--- start of Exercise material ---

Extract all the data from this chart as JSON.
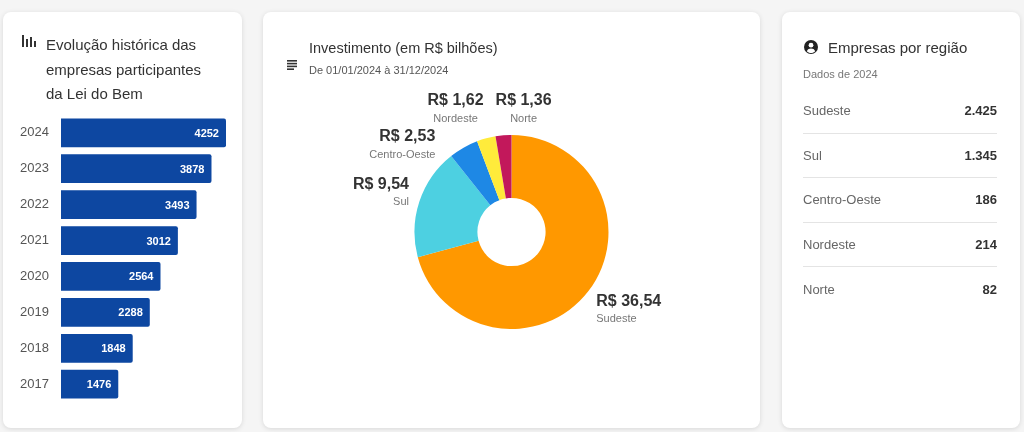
{
  "chart_data": [
    {
      "type": "bar",
      "orientation": "horizontal",
      "title": "Evolução histórica das empresas participantes da Lei do Bem",
      "categories": [
        "2024",
        "2023",
        "2022",
        "2021",
        "2020",
        "2019",
        "2018",
        "2017"
      ],
      "values": [
        4252,
        3878,
        3493,
        3012,
        2564,
        2288,
        1848,
        1476
      ],
      "color": "#0d47a1",
      "data_labels": true,
      "tick_labels": "y"
    },
    {
      "type": "donut",
      "title": "Investimento (em R$ bilhões)",
      "subtitle": "De 01/01/2024 à 31/12/2024",
      "categories": [
        "Sudeste",
        "Sul",
        "Centro-Oeste",
        "Nordeste",
        "Norte"
      ],
      "values": [
        36.54,
        9.54,
        2.53,
        1.62,
        1.36
      ],
      "colors": [
        "#ff9800",
        "#4dd0e1",
        "#1e88e5",
        "#ffeb3b",
        "#c2185b"
      ],
      "value_labels": [
        "R$ 36,54",
        "R$ 9,54",
        "R$ 2,53",
        "R$ 1,62",
        "R$ 1,36"
      ]
    },
    {
      "type": "other",
      "title": "Empresas por região",
      "subtitle": "Dados de 2024",
      "categories": [
        "Sudeste",
        "Sul",
        "Centro-Oeste",
        "Nordeste",
        "Norte"
      ],
      "values": [
        2425,
        1345,
        186,
        214,
        82
      ],
      "value_labels": [
        "2.425",
        "1.345",
        "186",
        "214",
        "82"
      ]
    }
  ]
}
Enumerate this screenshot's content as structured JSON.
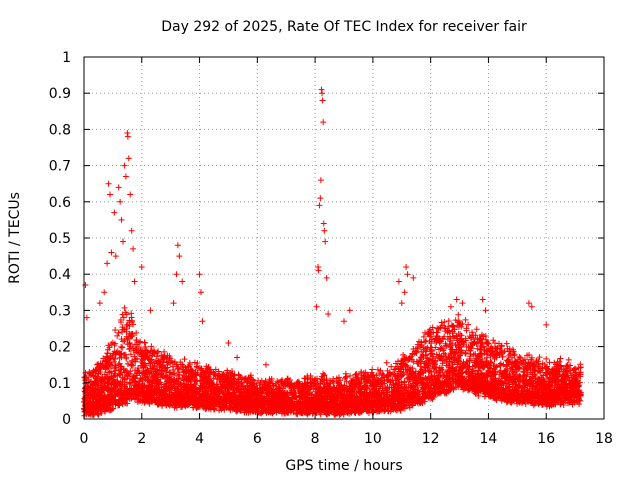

--- end of Exercise material ---

● Goal
Look through the data and gather every line with the string "JSON" in it.

● Solved exercise
Extract all the data from this chart as JSON.
Enumerate this screenshot's content as structured JSON.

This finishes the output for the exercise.